Write out each entry again. Keep every word exactly as it is.

* begin INPUT RECORDS *

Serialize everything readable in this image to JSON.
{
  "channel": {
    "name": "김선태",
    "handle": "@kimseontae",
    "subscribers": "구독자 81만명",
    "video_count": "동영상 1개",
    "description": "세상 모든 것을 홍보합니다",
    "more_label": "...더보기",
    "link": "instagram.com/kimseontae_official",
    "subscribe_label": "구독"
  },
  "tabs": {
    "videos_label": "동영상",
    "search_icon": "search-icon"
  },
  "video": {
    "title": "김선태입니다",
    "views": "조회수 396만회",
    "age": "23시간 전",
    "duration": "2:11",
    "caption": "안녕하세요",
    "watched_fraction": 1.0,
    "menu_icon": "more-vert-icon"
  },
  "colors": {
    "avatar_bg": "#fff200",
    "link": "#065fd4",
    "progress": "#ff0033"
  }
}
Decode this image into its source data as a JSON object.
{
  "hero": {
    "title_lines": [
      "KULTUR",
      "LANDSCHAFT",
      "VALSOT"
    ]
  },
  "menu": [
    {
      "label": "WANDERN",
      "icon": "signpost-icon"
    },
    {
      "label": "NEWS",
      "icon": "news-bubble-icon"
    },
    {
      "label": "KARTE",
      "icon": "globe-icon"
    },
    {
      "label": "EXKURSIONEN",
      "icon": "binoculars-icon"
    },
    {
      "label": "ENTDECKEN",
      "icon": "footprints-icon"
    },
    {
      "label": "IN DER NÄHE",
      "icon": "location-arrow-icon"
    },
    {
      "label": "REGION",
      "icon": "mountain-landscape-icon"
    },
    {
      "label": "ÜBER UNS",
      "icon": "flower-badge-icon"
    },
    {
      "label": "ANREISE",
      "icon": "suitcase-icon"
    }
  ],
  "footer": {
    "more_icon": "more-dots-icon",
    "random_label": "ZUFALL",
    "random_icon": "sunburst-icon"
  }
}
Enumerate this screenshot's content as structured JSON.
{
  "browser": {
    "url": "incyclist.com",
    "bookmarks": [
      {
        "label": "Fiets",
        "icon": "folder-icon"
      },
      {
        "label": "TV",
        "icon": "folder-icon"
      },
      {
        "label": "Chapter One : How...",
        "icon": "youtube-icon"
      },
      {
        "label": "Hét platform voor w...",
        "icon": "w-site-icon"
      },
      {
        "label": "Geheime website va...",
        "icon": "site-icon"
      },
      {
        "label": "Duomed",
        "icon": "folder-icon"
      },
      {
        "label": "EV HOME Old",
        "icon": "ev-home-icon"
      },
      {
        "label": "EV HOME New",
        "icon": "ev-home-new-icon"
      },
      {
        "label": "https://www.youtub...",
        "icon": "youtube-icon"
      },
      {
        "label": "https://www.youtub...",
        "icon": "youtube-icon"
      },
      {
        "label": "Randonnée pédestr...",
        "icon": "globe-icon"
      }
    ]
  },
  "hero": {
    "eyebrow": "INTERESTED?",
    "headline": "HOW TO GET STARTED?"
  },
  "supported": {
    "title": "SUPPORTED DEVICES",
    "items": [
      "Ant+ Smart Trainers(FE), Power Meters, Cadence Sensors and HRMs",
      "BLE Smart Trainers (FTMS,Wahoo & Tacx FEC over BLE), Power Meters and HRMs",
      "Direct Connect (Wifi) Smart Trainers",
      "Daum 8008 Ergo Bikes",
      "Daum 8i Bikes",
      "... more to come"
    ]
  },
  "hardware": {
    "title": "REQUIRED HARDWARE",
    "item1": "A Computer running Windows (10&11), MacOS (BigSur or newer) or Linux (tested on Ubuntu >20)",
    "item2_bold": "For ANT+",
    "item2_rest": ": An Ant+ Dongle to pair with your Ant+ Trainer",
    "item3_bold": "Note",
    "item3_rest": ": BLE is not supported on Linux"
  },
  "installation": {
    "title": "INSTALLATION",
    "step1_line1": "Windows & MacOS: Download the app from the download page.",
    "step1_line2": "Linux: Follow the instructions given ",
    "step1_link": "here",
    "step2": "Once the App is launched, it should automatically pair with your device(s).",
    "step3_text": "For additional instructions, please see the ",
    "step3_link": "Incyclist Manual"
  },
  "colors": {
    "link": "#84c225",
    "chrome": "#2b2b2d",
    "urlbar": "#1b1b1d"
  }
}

* end INPUT RECORDS *

__WRITTEN RESPONSE__
Serialize everything readable in this image to JSON.
{
  "channel": {
    "name": "김선태",
    "handle": "@kimseontae",
    "subscribers": "구독자 81만명",
    "video_count": "동영상 1개",
    "description": "세상 모든 것을 홍보합니다",
    "more_label": "...더보기",
    "link": "instagram.com/kimseontae_official",
    "subscribe_label": "구독"
  },
  "tabs": {
    "videos_label": "동영상",
    "search_icon": "search-icon"
  },
  "video": {
    "title": "김선태입니다",
    "views": "조회수 396만회",
    "age": "23시간 전",
    "duration": "2:11",
    "caption": "안녕하세요",
    "watched_fraction": 1.0,
    "menu_icon": "more-vert-icon"
  },
  "colors": {
    "avatar_bg": "#fff200",
    "link": "#065fd4",
    "progress": "#ff0033"
  }
}
Decode this image into its source data as a JSON object.
{
  "hero": {
    "title_lines": [
      "KULTUR",
      "LANDSCHAFT",
      "VALSOT"
    ]
  },
  "menu": [
    {
      "label": "WANDERN",
      "icon": "signpost-icon"
    },
    {
      "label": "NEWS",
      "icon": "news-bubble-icon"
    },
    {
      "label": "KARTE",
      "icon": "globe-icon"
    },
    {
      "label": "EXKURSIONEN",
      "icon": "binoculars-icon"
    },
    {
      "label": "ENTDECKEN",
      "icon": "footprints-icon"
    },
    {
      "label": "IN DER NÄHE",
      "icon": "location-arrow-icon"
    },
    {
      "label": "REGION",
      "icon": "mountain-landscape-icon"
    },
    {
      "label": "ÜBER UNS",
      "icon": "flower-badge-icon"
    },
    {
      "label": "ANREISE",
      "icon": "suitcase-icon"
    }
  ],
  "footer": {
    "more_icon": "more-dots-icon",
    "random_label": "ZUFALL",
    "random_icon": "sunburst-icon"
  }
}
Enumerate this screenshot's content as structured JSON.
{
  "browser": {
    "url": "incyclist.com",
    "bookmarks": [
      {
        "label": "Fiets",
        "icon": "folder-icon"
      },
      {
        "label": "TV",
        "icon": "folder-icon"
      },
      {
        "label": "Chapter One : How...",
        "icon": "youtube-icon"
      },
      {
        "label": "Hét platform voor w...",
        "icon": "w-site-icon"
      },
      {
        "label": "Geheime website va...",
        "icon": "site-icon"
      },
      {
        "label": "Duomed",
        "icon": "folder-icon"
      },
      {
        "label": "EV HOME Old",
        "icon": "ev-home-icon"
      },
      {
        "label": "EV HOME New",
        "icon": "ev-home-new-icon"
      },
      {
        "label": "https://www.youtub...",
        "icon": "youtube-icon"
      },
      {
        "label": "https://www.youtub...",
        "icon": "youtube-icon"
      },
      {
        "label": "Randonnée pédestr...",
        "icon": "globe-icon"
      }
    ]
  },
  "hero": {
    "eyebrow": "INTERESTED?",
    "headline": "HOW TO GET STARTED?"
  },
  "supported": {
    "title": "SUPPORTED DEVICES",
    "items": [
      "Ant+ Smart Trainers(FE), Power Meters, Cadence Sensors and HRMs",
      "BLE Smart Trainers (FTMS,Wahoo & Tacx FEC over BLE), Power Meters and HRMs",
      "Direct Connect (Wifi) Smart Trainers",
      "Daum 8008 Ergo Bikes",
      "Daum 8i Bikes",
      "... more to come"
    ]
  },
  "hardware": {
    "title": "REQUIRED HARDWARE",
    "item1": "A Computer running Windows (10&11), MacOS (BigSur or newer) or Linux (tested on Ubuntu >20)",
    "item2_bold": "For ANT+",
    "item2_rest": ": An Ant+ Dongle to pair with your Ant+ Trainer",
    "item3_bold": "Note",
    "item3_rest": ": BLE is not supported on Linux"
  },
  "installation": {
    "title": "INSTALLATION",
    "step1_line1": "Windows & MacOS: Download the app from the download page.",
    "step1_line2": "Linux: Follow the instructions given ",
    "step1_link": "here",
    "step2": "Once the App is launched, it should automatically pair with your device(s).",
    "step3_text": "For additional instructions, please see the ",
    "step3_link": "Incyclist Manual"
  },
  "colors": {
    "link": "#84c225",
    "chrome": "#2b2b2d",
    "urlbar": "#1b1b1d"
  }
}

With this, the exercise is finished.